(Some records)
==================================================

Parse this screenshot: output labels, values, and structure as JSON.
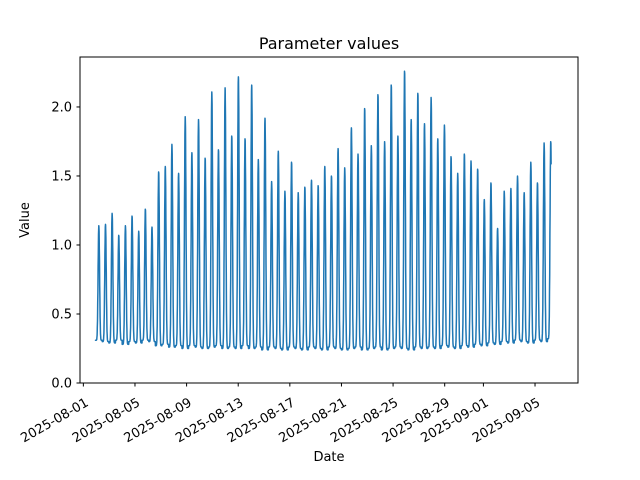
{
  "chart_data": {
    "type": "line",
    "title": "Parameter values",
    "xlabel": "Date",
    "ylabel": "Value",
    "line_color": "#1f77b4",
    "axes_color": "#000000",
    "background_color": "#ffffff",
    "grid": false,
    "legend": "none",
    "x_epoch": "2025-08-01",
    "xlim_days": [
      -0.26,
      38.33
    ],
    "ylim": [
      0.0,
      2.362
    ],
    "x_ticks": [
      {
        "label": "2025-08-01",
        "day": 0
      },
      {
        "label": "2025-08-05",
        "day": 4
      },
      {
        "label": "2025-08-09",
        "day": 8
      },
      {
        "label": "2025-08-13",
        "day": 12
      },
      {
        "label": "2025-08-17",
        "day": 16
      },
      {
        "label": "2025-08-21",
        "day": 20
      },
      {
        "label": "2025-08-25",
        "day": 24
      },
      {
        "label": "2025-08-29",
        "day": 28
      },
      {
        "label": "2025-09-01",
        "day": 31
      },
      {
        "label": "2025-09-05",
        "day": 35
      }
    ],
    "y_ticks": [
      {
        "label": "0.0",
        "value": 0.0
      },
      {
        "label": "0.5",
        "value": 0.5
      },
      {
        "label": "1.0",
        "value": 1.0
      },
      {
        "label": "1.5",
        "value": 1.5
      },
      {
        "label": "2.0",
        "value": 2.0
      }
    ],
    "series": [
      {
        "name": "parameter-values",
        "shape": "periodic-spikes",
        "first_peak_day": 1.2,
        "period_days": 0.515,
        "pulse_power": 8,
        "lead_in_days": 0.26,
        "tail_days": 0.03,
        "peaks": [
          1.14,
          1.15,
          1.23,
          1.07,
          1.14,
          1.21,
          1.1,
          1.26,
          1.13,
          1.53,
          1.57,
          1.73,
          1.52,
          1.93,
          1.67,
          1.91,
          1.63,
          2.11,
          1.69,
          2.14,
          1.79,
          2.22,
          1.77,
          2.16,
          1.62,
          1.92,
          1.46,
          1.68,
          1.39,
          1.6,
          1.38,
          1.42,
          1.47,
          1.43,
          1.57,
          1.5,
          1.7,
          1.56,
          1.85,
          1.66,
          1.99,
          1.72,
          2.09,
          1.75,
          2.16,
          1.79,
          2.26,
          1.91,
          2.1,
          1.88,
          2.07,
          1.77,
          1.87,
          1.64,
          1.52,
          1.66,
          1.61,
          1.55,
          1.33,
          1.45,
          1.12,
          1.39,
          1.41,
          1.5,
          1.38,
          1.6,
          1.45,
          1.74,
          1.75
        ],
        "baselines": [
          0.31,
          0.3,
          0.29,
          0.31,
          0.28,
          0.3,
          0.29,
          0.31,
          0.3,
          0.27,
          0.28,
          0.26,
          0.27,
          0.25,
          0.27,
          0.26,
          0.25,
          0.26,
          0.27,
          0.25,
          0.26,
          0.25,
          0.27,
          0.25,
          0.26,
          0.24,
          0.26,
          0.25,
          0.24,
          0.26,
          0.25,
          0.24,
          0.26,
          0.25,
          0.24,
          0.26,
          0.25,
          0.24,
          0.25,
          0.26,
          0.24,
          0.25,
          0.26,
          0.24,
          0.25,
          0.26,
          0.25,
          0.24,
          0.26,
          0.25,
          0.26,
          0.25,
          0.27,
          0.26,
          0.25,
          0.27,
          0.26,
          0.28,
          0.27,
          0.29,
          0.28,
          0.3,
          0.29,
          0.31,
          0.3,
          0.29,
          0.31,
          0.3,
          0.32
        ]
      }
    ]
  }
}
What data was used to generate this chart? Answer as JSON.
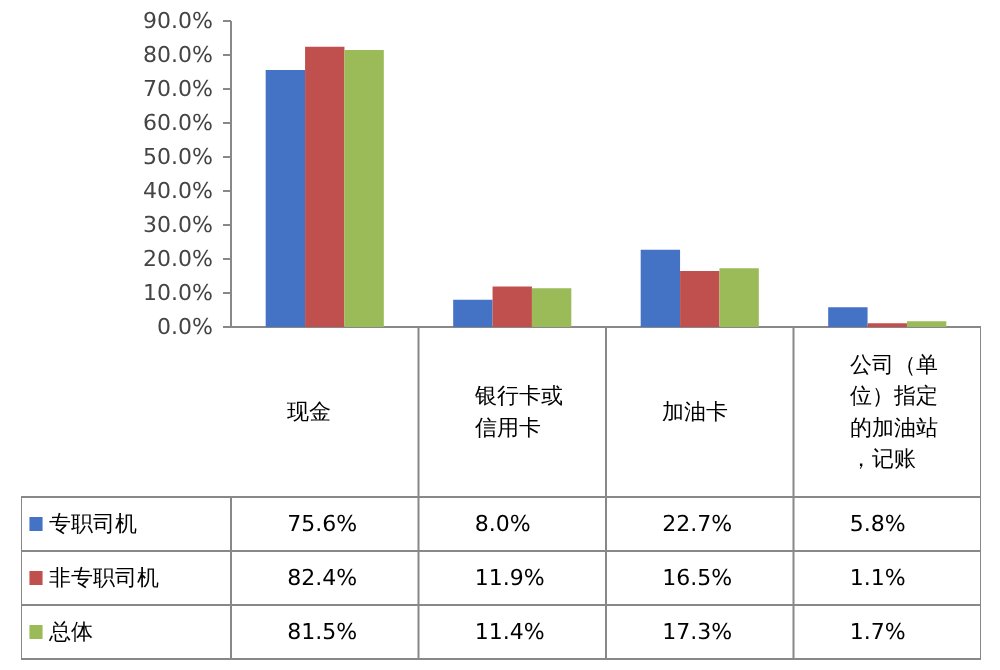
{
  "chart_data": {
    "type": "bar",
    "categories": [
      "现金",
      "银行卡或信用卡",
      "加油卡",
      "公司（单位）指定的加油站，记账"
    ],
    "series": [
      {
        "name": "专职司机",
        "color": "#4472c4",
        "values": [
          75.6,
          8.0,
          22.7,
          5.8
        ],
        "value_labels": [
          "75.6%",
          "8.0%",
          "22.7%",
          "5.8%"
        ]
      },
      {
        "name": "非专职司机",
        "color": "#c0504d",
        "values": [
          82.4,
          11.9,
          16.5,
          1.1
        ],
        "value_labels": [
          "82.4%",
          "11.9%",
          "16.5%",
          "1.1%"
        ]
      },
      {
        "name": "总体",
        "color": "#9bbb59",
        "values": [
          81.5,
          11.4,
          17.3,
          1.7
        ],
        "value_labels": [
          "81.5%",
          "11.4%",
          "17.3%",
          "1.7%"
        ]
      }
    ],
    "ylim": [
      0,
      90
    ],
    "yticks": [
      {
        "value": 0,
        "label": "0.0%"
      },
      {
        "value": 10,
        "label": "10.0%"
      },
      {
        "value": 20,
        "label": "20.0%"
      },
      {
        "value": 30,
        "label": "30.0%"
      },
      {
        "value": 40,
        "label": "40.0%"
      },
      {
        "value": 50,
        "label": "50.0%"
      },
      {
        "value": 60,
        "label": "60.0%"
      },
      {
        "value": 70,
        "label": "70.0%"
      },
      {
        "value": 80,
        "label": "80.0%"
      },
      {
        "value": 90,
        "label": "90.0%"
      }
    ],
    "grid": false,
    "legend": "bottom left"
  }
}
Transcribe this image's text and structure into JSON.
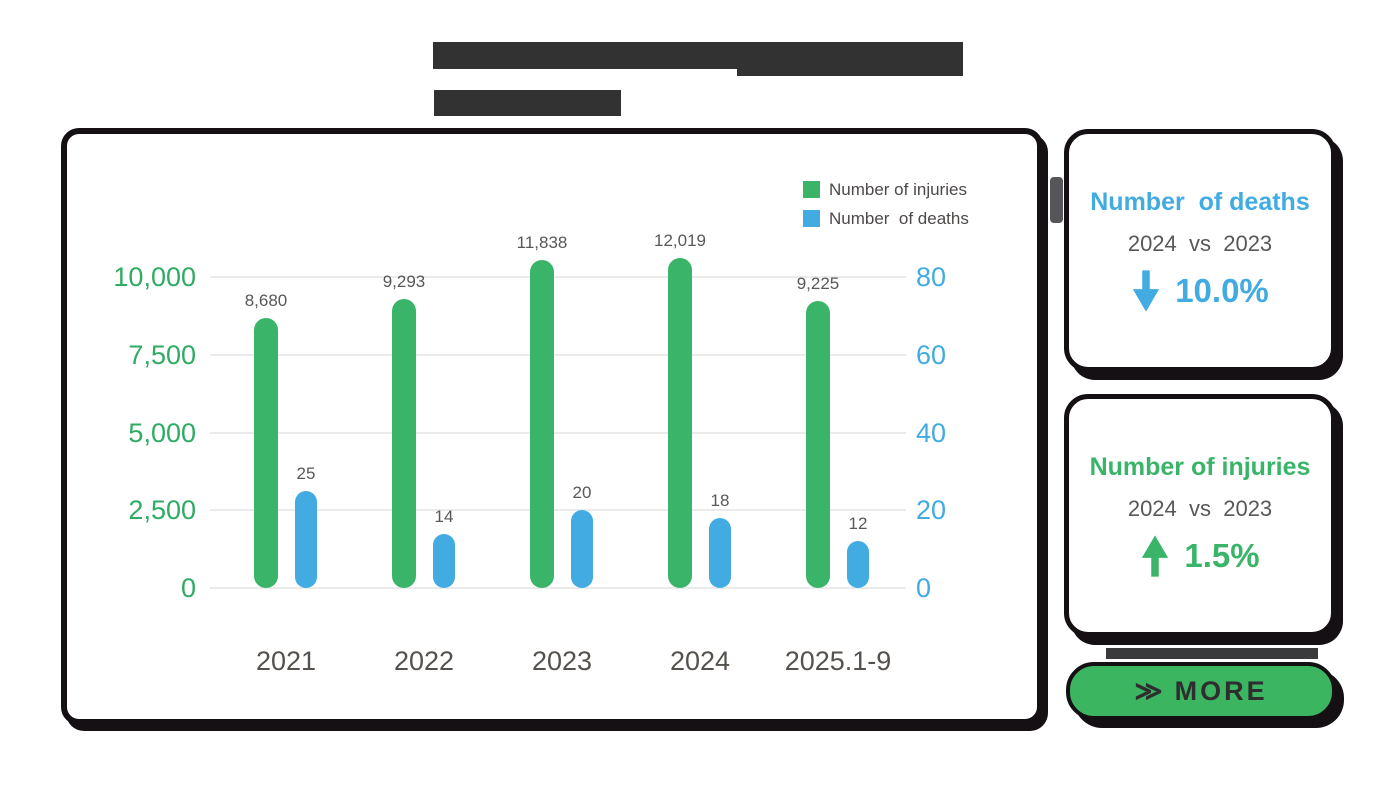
{
  "colors": {
    "green": "#3ab469",
    "blue": "#41abe2",
    "dark_border": "#141014",
    "redaction": "#323232",
    "gray_text": "#595757",
    "gridline": "#ebebeb"
  },
  "chart_data": {
    "type": "bar",
    "title": "",
    "categories": [
      "2021",
      "2022",
      "2023",
      "2024",
      "2025.1-9"
    ],
    "series": [
      {
        "name": "Number of injuries",
        "axis": "left",
        "color": "#3ab469",
        "values": [
          8680,
          9293,
          11838,
          12019,
          9225
        ],
        "value_labels": [
          "8,680",
          "9,293",
          "11,838",
          "12,019",
          "9,225"
        ]
      },
      {
        "name": "Number  of deaths",
        "axis": "right",
        "color": "#41abe2",
        "values": [
          25,
          14,
          20,
          18,
          12
        ],
        "value_labels": [
          "25",
          "14",
          "20",
          "18",
          "12"
        ]
      }
    ],
    "left_axis": {
      "ticks": [
        "0",
        "2,500",
        "5,000",
        "7,500",
        "10,000"
      ],
      "min": 0,
      "max": 10000,
      "color": "#2fab63"
    },
    "right_axis": {
      "ticks": [
        "0",
        "20",
        "40",
        "60",
        "80"
      ],
      "min": 0,
      "max": 80,
      "color": "#41abe2"
    },
    "grid": true,
    "legend_position": "top-right"
  },
  "stat_cards": [
    {
      "title": "Number  of deaths",
      "subtitle": "2024  vs  2023",
      "direction": "down",
      "value": "10.0%"
    },
    {
      "title": "Number of injuries",
      "subtitle": "2024  vs  2023",
      "direction": "up",
      "value": "1.5%"
    }
  ],
  "more_button": {
    "chevron": "≫",
    "label": "MORE"
  }
}
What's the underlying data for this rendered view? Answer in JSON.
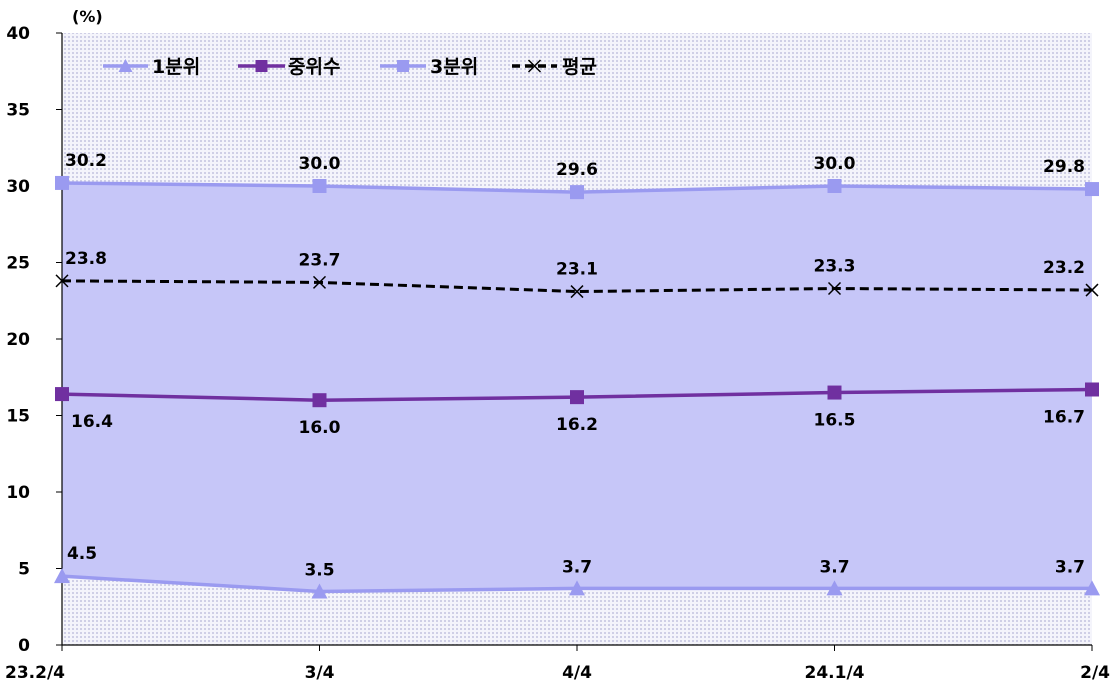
{
  "chart_data": {
    "type": "line",
    "unit": "(%)",
    "categories": [
      "23.2/4",
      "3/4",
      "4/4",
      "24.1/4",
      "2/4"
    ],
    "ylim": [
      0,
      40
    ],
    "yticks": [
      0,
      5,
      10,
      15,
      20,
      25,
      30,
      35,
      40
    ],
    "grid": false,
    "legend_position": "top-left",
    "shaded_band": {
      "between": [
        "1분위",
        "3분위"
      ],
      "color": "#c6c6f8"
    },
    "series": [
      {
        "name": "1분위",
        "values": [
          4.5,
          3.5,
          3.7,
          3.7,
          3.7
        ],
        "labels": [
          "4.5",
          "3.5",
          "3.7",
          "3.7",
          "3.7"
        ],
        "color": "#9a9af0",
        "marker": "triangle",
        "line_style": "solid"
      },
      {
        "name": "중위수",
        "values": [
          16.4,
          16.0,
          16.2,
          16.5,
          16.7
        ],
        "labels": [
          "16.4",
          "16.0",
          "16.2",
          "16.5",
          "16.7"
        ],
        "color": "#7030a0",
        "marker": "square",
        "line_style": "solid"
      },
      {
        "name": "3분위",
        "values": [
          30.2,
          30.0,
          29.6,
          30.0,
          29.8
        ],
        "labels": [
          "30.2",
          "30.0",
          "29.6",
          "30.0",
          "29.8"
        ],
        "color": "#9a9af0",
        "marker": "square",
        "line_style": "solid"
      },
      {
        "name": "평균",
        "values": [
          23.8,
          23.7,
          23.1,
          23.3,
          23.2
        ],
        "labels": [
          "23.8",
          "23.7",
          "23.1",
          "23.3",
          "23.2"
        ],
        "color": "#000000",
        "marker": "x",
        "line_style": "dashed"
      }
    ]
  }
}
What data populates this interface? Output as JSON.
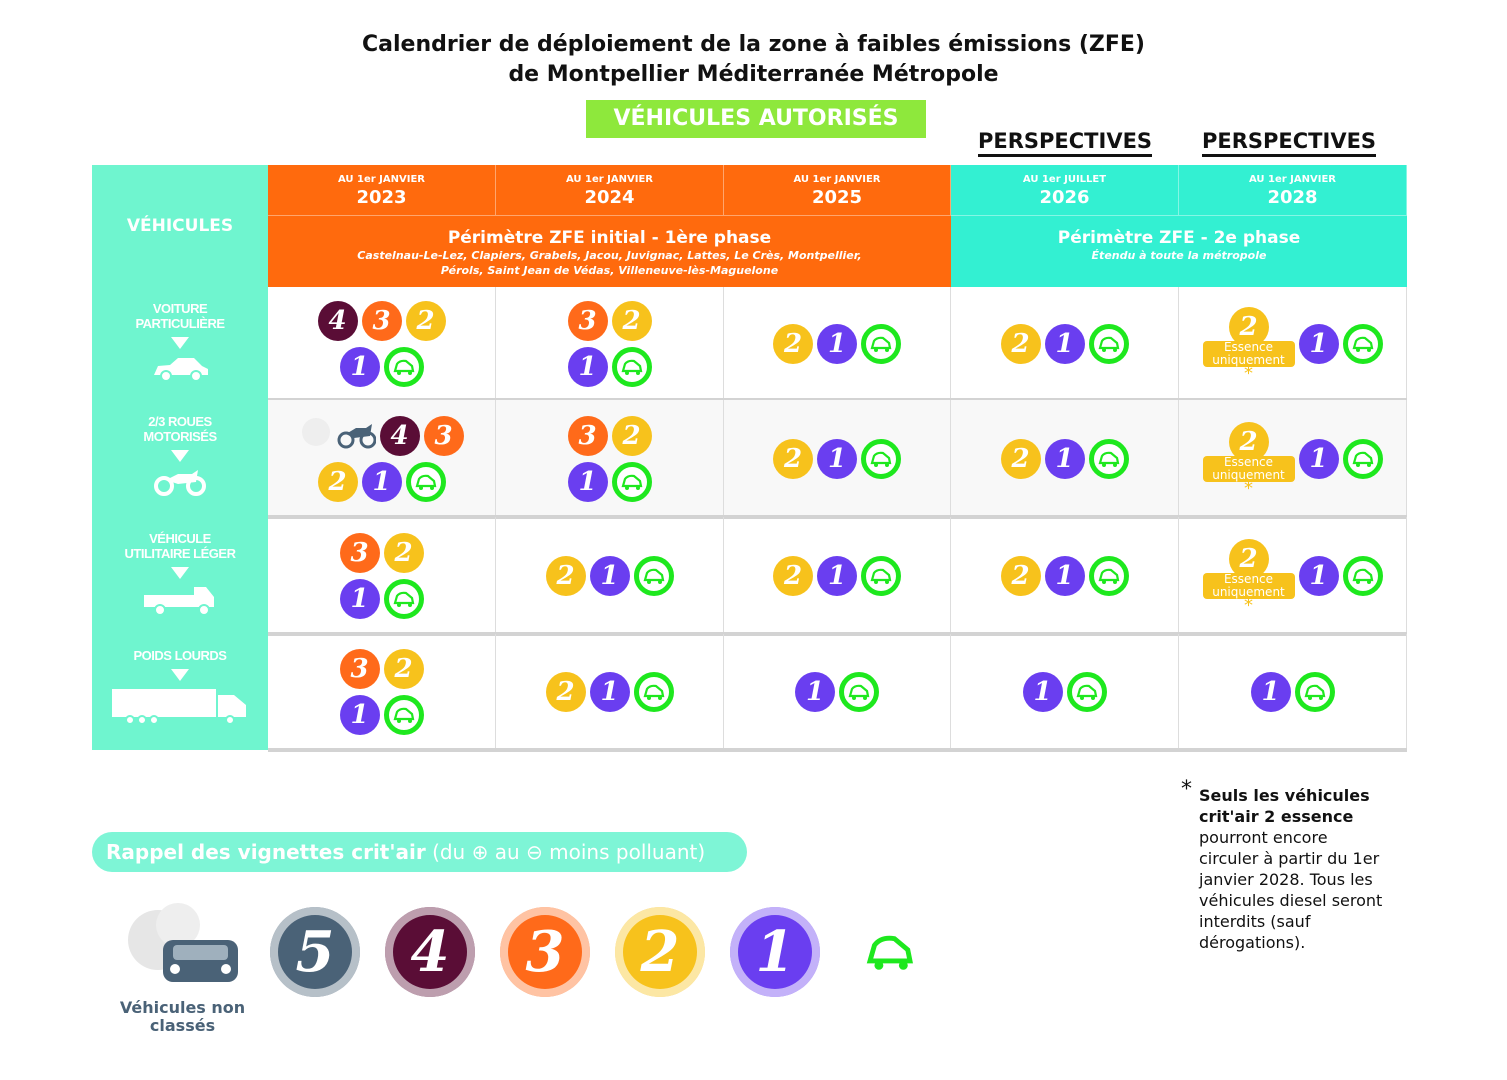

==================================================

» Job
Where a line above includes "marker", copy that line.

» Response
        "marker": "triangle",
        "marker": "square",
        "marker": "square",
        "marker": "x",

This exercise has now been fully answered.